▶ [Work to complete]
Type out the material below exactly.

▶ [Records]
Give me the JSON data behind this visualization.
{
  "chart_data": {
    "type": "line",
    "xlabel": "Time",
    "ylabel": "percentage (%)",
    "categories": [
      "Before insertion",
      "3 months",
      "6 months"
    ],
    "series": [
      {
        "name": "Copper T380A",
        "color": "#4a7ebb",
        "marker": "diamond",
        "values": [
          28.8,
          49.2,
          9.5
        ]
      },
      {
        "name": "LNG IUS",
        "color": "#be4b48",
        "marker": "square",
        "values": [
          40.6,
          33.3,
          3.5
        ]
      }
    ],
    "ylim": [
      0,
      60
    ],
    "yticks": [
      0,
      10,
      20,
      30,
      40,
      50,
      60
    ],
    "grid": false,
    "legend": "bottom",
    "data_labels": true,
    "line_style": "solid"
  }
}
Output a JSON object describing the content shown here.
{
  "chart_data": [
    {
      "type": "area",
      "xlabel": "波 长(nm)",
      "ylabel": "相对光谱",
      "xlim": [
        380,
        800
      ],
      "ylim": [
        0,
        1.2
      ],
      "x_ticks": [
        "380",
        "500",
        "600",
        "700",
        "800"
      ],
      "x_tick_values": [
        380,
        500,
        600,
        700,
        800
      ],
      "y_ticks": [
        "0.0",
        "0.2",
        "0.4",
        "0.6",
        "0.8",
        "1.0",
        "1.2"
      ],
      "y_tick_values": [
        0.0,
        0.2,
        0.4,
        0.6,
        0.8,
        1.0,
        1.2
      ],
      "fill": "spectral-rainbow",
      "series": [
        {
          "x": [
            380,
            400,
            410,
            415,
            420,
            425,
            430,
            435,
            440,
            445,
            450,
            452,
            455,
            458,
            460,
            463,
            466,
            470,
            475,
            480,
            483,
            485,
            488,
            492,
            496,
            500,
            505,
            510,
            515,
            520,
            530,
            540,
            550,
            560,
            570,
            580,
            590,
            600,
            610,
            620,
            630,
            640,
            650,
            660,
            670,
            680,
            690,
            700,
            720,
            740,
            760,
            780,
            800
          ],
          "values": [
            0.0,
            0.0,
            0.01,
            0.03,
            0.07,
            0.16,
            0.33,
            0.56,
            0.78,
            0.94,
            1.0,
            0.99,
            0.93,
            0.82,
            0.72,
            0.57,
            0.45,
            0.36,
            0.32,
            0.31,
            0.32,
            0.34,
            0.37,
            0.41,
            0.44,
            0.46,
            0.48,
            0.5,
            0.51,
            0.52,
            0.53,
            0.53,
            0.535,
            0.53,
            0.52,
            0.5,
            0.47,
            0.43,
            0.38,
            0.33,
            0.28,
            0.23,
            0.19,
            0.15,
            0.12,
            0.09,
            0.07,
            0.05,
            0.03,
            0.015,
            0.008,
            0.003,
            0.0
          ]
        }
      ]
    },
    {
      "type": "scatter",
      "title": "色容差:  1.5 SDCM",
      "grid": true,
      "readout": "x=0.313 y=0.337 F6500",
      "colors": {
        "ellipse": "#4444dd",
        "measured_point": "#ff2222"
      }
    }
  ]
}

▶ [Complete output]
Give me the JSON data behind this visualization.
{
  "chart_data": {
    "type": "line",
    "xlabel": "Time",
    "ylabel": "percentage (%)",
    "categories": [
      "Before insertion",
      "3 months",
      "6 months"
    ],
    "series": [
      {
        "name": "Copper T380A",
        "color": "#4a7ebb",
        "marker": "diamond",
        "values": [
          28.8,
          49.2,
          9.5
        ]
      },
      {
        "name": "LNG IUS",
        "color": "#be4b48",
        "marker": "square",
        "values": [
          40.6,
          33.3,
          3.5
        ]
      }
    ],
    "ylim": [
      0,
      60
    ],
    "yticks": [
      0,
      10,
      20,
      30,
      40,
      50,
      60
    ],
    "grid": false,
    "legend": "bottom",
    "data_labels": true,
    "line_style": "solid"
  }
}
Output a JSON object describing the content shown here.
{
  "chart_data": [
    {
      "type": "area",
      "xlabel": "波 长(nm)",
      "ylabel": "相对光谱",
      "xlim": [
        380,
        800
      ],
      "ylim": [
        0,
        1.2
      ],
      "x_ticks": [
        "380",
        "500",
        "600",
        "700",
        "800"
      ],
      "x_tick_values": [
        380,
        500,
        600,
        700,
        800
      ],
      "y_ticks": [
        "0.0",
        "0.2",
        "0.4",
        "0.6",
        "0.8",
        "1.0",
        "1.2"
      ],
      "y_tick_values": [
        0.0,
        0.2,
        0.4,
        0.6,
        0.8,
        1.0,
        1.2
      ],
      "fill": "spectral-rainbow",
      "series": [
        {
          "x": [
            380,
            400,
            410,
            415,
            420,
            425,
            430,
            435,
            440,
            445,
            450,
            452,
            455,
            458,
            460,
            463,
            466,
            470,
            475,
            480,
            483,
            485,
            488,
            492,
            496,
            500,
            505,
            510,
            515,
            520,
            530,
            540,
            550,
            560,
            570,
            580,
            590,
            600,
            610,
            620,
            630,
            640,
            650,
            660,
            670,
            680,
            690,
            700,
            720,
            740,
            760,
            780,
            800
          ],
          "values": [
            0.0,
            0.0,
            0.01,
            0.03,
            0.07,
            0.16,
            0.33,
            0.56,
            0.78,
            0.94,
            1.0,
            0.99,
            0.93,
            0.82,
            0.72,
            0.57,
            0.45,
            0.36,
            0.32,
            0.31,
            0.32,
            0.34,
            0.37,
            0.41,
            0.44,
            0.46,
            0.48,
            0.5,
            0.51,
            0.52,
            0.53,
            0.53,
            0.535,
            0.53,
            0.52,
            0.5,
            0.47,
            0.43,
            0.38,
            0.33,
            0.28,
            0.23,
            0.19,
            0.15,
            0.12,
            0.09,
            0.07,
            0.05,
            0.03,
            0.015,
            0.008,
            0.003,
            0.0
          ]
        }
      ]
    },
    {
      "type": "scatter",
      "title": "色容差:  1.5 SDCM",
      "grid": true,
      "readout": "x=0.313 y=0.337 F6500",
      "colors": {
        "ellipse": "#4444dd",
        "measured_point": "#ff2222"
      }
    }
  ]
}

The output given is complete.